### Exercise prompt
Look through the material below. Copy each line that contains the string "arrow".

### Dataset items
* Begin *
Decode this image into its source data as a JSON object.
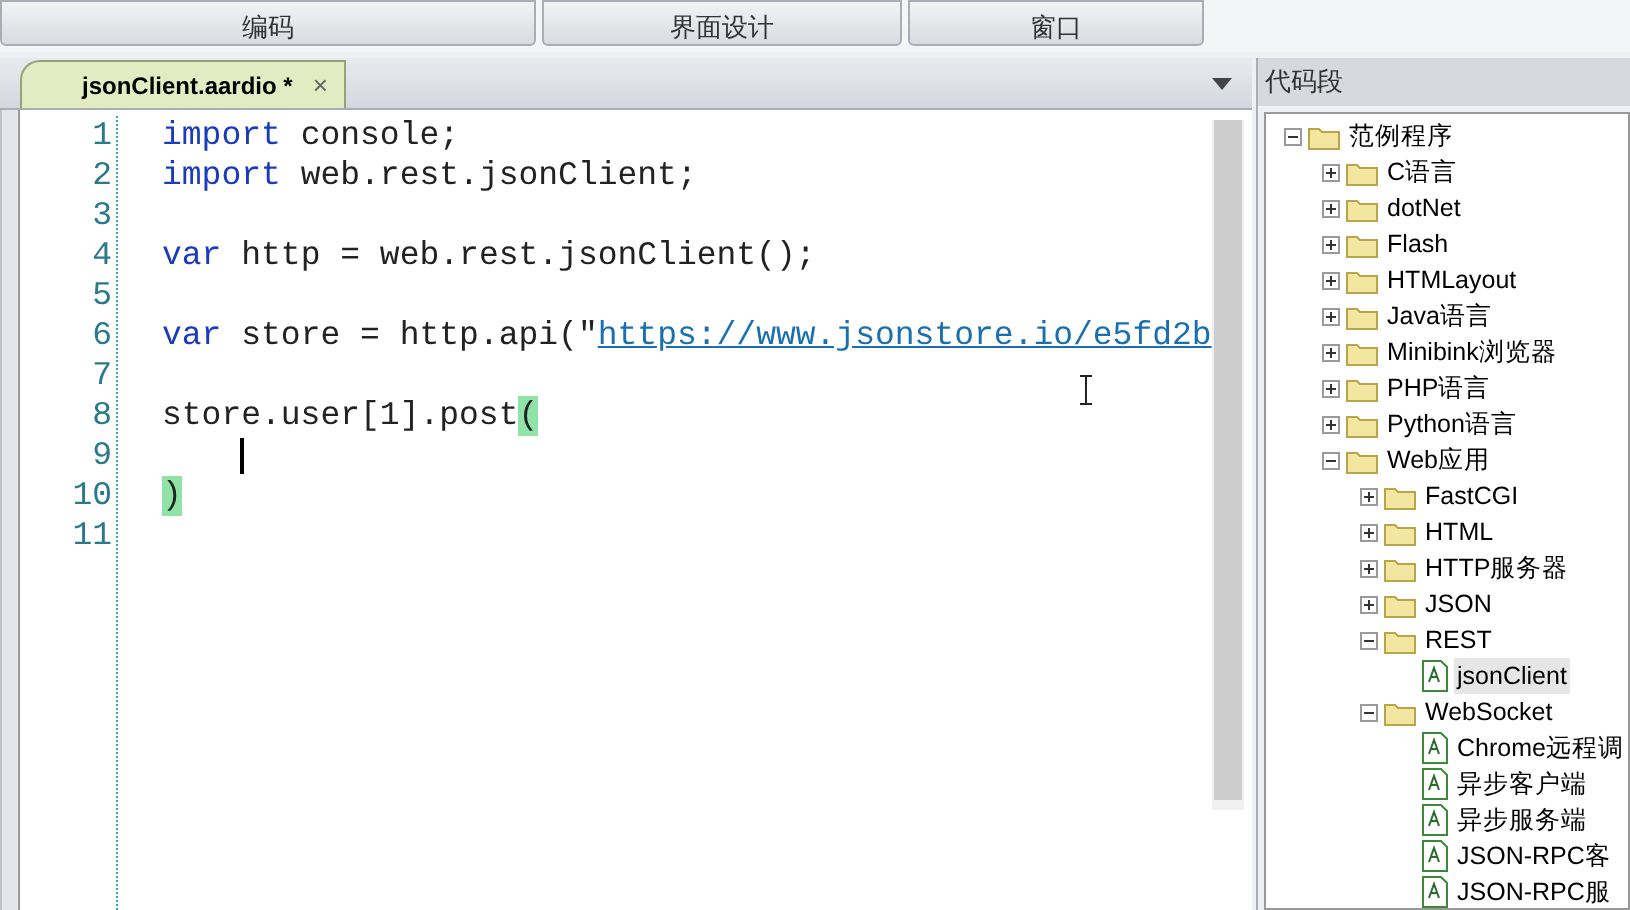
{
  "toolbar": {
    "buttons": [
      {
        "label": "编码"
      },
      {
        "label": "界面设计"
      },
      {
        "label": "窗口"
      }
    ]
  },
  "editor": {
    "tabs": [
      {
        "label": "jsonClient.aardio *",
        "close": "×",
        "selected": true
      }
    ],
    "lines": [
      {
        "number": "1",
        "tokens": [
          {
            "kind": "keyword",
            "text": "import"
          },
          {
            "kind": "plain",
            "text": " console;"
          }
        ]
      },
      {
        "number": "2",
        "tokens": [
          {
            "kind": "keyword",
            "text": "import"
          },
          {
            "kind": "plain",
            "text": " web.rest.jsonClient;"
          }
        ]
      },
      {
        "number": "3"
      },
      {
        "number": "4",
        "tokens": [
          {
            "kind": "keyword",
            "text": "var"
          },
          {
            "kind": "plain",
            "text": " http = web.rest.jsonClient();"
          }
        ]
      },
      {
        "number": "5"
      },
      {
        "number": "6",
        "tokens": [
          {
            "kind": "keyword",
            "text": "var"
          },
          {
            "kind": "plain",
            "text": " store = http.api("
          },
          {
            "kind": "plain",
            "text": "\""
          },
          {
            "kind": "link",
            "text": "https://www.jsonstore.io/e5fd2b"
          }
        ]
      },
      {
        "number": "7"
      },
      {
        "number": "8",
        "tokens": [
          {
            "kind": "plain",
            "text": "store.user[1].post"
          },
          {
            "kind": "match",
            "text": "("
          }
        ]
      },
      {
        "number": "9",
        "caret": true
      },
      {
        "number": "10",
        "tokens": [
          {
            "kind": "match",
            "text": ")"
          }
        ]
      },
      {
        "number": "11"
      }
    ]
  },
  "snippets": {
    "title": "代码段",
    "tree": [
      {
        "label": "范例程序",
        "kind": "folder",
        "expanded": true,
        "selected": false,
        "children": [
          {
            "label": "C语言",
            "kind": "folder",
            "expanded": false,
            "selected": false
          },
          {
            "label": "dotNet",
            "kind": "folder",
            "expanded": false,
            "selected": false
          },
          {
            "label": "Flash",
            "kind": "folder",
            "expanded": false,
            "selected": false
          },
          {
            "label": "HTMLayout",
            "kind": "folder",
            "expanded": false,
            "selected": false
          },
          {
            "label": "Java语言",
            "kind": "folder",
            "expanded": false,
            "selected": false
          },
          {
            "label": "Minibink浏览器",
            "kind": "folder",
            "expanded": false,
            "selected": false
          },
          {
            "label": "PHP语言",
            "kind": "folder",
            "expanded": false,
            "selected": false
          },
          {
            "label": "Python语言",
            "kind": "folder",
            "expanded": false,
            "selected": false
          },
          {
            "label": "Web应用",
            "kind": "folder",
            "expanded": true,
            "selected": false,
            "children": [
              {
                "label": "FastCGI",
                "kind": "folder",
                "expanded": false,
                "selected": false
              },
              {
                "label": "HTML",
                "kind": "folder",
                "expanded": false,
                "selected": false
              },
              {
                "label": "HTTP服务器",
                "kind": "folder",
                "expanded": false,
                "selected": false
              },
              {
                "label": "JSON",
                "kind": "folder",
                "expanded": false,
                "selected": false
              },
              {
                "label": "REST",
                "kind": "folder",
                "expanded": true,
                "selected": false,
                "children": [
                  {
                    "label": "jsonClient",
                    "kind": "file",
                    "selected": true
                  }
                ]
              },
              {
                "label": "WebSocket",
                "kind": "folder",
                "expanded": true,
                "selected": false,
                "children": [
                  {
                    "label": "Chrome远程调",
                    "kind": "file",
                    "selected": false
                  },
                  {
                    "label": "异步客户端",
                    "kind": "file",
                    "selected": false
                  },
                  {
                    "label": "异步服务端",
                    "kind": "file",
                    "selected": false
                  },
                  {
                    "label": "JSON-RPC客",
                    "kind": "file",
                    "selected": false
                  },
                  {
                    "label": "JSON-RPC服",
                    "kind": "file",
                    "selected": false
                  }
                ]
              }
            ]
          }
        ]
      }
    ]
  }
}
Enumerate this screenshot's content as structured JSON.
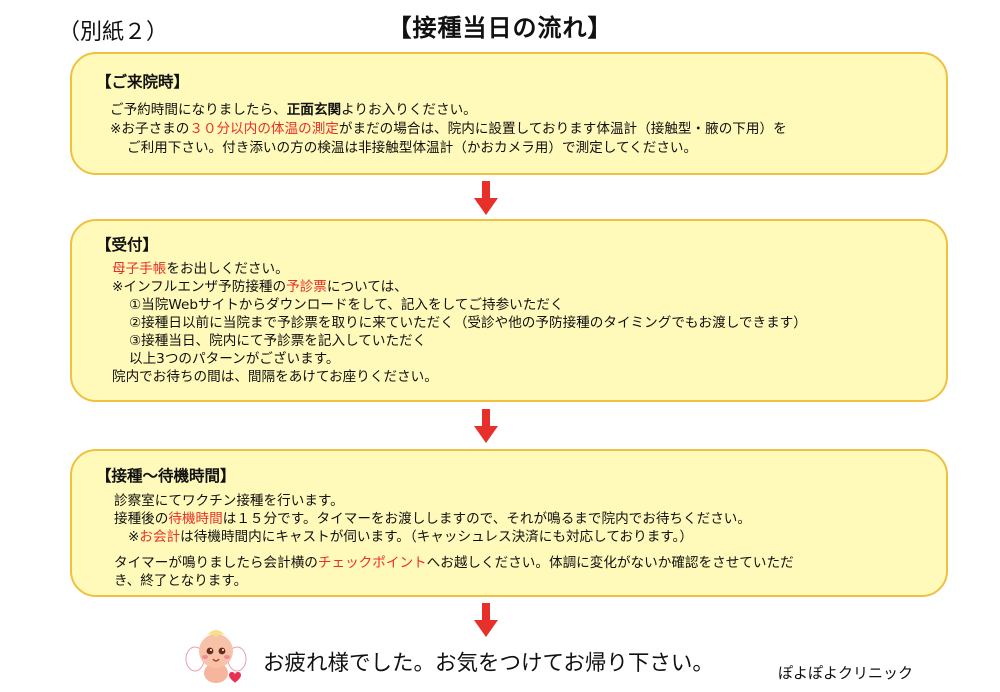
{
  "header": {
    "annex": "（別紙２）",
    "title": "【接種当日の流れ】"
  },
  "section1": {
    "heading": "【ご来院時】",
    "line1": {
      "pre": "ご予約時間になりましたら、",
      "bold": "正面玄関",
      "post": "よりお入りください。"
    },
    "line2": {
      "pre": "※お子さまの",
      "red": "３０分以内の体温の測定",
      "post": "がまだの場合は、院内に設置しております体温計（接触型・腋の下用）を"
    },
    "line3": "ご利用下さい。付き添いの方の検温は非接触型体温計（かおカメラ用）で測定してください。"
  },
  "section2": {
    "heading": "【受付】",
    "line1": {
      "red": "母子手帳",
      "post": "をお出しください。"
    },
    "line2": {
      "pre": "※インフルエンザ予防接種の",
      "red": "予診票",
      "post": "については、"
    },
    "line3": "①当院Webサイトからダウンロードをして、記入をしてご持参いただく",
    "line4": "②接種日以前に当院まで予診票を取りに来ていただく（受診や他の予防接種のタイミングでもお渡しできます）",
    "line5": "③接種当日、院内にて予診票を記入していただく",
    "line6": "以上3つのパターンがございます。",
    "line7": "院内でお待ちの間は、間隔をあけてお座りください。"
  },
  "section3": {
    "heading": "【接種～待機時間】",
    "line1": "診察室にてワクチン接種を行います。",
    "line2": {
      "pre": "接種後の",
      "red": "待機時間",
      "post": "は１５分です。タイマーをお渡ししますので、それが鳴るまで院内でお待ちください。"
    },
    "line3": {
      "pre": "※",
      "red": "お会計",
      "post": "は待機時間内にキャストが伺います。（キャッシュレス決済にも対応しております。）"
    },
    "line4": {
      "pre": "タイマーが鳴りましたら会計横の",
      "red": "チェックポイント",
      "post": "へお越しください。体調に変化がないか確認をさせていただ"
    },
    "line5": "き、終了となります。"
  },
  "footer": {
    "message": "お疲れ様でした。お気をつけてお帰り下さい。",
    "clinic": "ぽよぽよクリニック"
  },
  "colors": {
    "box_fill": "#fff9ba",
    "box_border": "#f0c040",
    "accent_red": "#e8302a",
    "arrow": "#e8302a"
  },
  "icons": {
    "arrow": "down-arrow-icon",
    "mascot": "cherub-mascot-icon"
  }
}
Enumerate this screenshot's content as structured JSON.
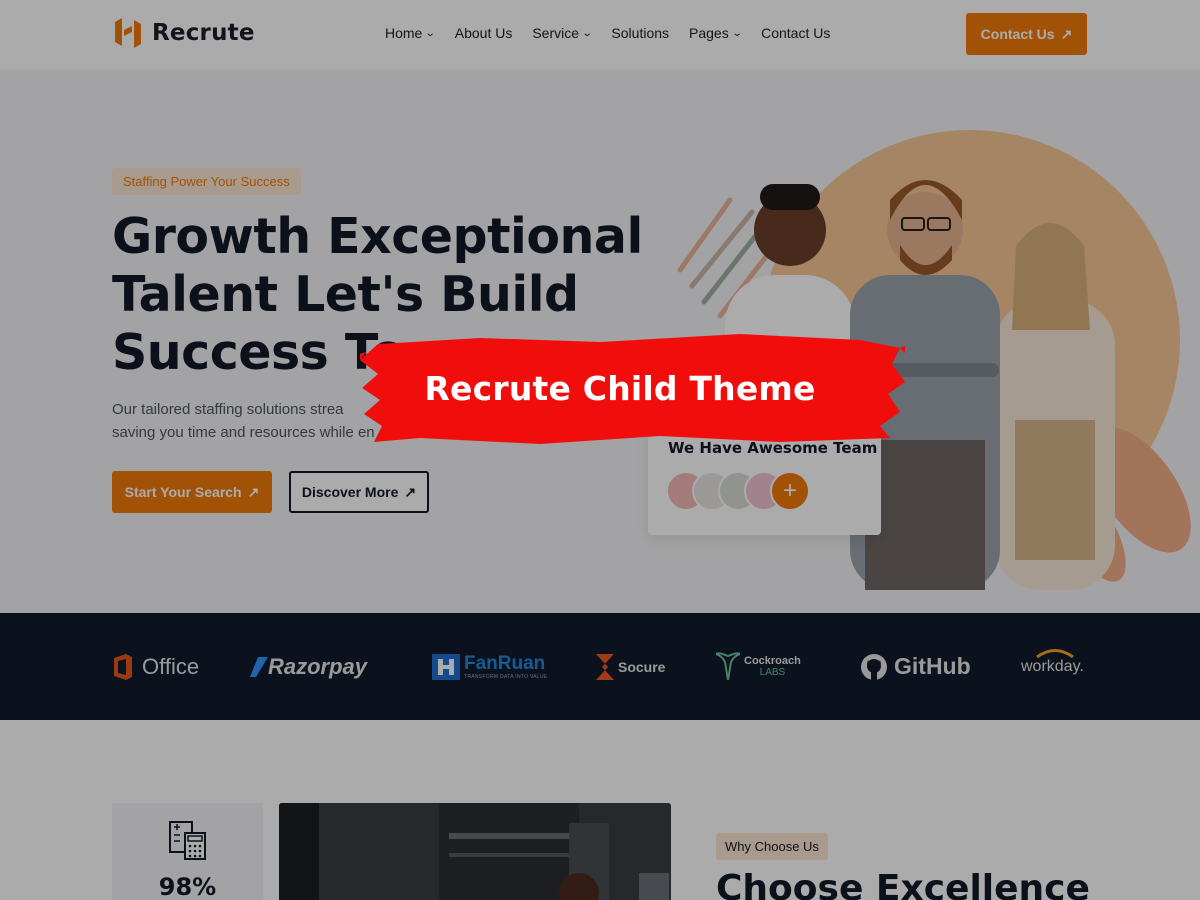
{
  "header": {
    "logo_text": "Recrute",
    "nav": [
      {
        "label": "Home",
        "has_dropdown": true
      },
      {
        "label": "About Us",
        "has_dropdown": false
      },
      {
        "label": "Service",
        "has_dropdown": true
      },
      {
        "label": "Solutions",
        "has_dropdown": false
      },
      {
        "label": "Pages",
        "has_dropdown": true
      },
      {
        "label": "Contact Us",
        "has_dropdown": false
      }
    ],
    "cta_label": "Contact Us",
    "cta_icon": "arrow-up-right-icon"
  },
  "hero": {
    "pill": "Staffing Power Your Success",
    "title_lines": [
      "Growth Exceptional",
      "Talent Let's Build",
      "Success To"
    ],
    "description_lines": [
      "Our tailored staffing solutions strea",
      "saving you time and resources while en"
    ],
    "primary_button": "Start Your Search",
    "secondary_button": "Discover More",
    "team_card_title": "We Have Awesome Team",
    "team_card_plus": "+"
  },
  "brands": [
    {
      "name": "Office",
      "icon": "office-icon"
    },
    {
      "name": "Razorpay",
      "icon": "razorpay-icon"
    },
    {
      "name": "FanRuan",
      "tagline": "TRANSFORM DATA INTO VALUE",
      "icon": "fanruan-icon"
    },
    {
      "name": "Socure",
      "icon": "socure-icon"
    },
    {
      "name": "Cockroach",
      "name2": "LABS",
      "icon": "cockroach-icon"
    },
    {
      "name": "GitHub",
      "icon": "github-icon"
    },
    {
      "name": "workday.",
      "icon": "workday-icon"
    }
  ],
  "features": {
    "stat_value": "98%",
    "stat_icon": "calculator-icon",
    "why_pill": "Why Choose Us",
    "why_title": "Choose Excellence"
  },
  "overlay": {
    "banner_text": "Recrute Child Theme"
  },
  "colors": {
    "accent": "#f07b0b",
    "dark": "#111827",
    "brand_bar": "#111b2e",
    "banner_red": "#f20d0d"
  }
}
* End *
### Right answer
    "arrow": "#e8302a"
    "arrow": "down-arrow-icon",
    "cta_icon": "arrow-up-right-icon"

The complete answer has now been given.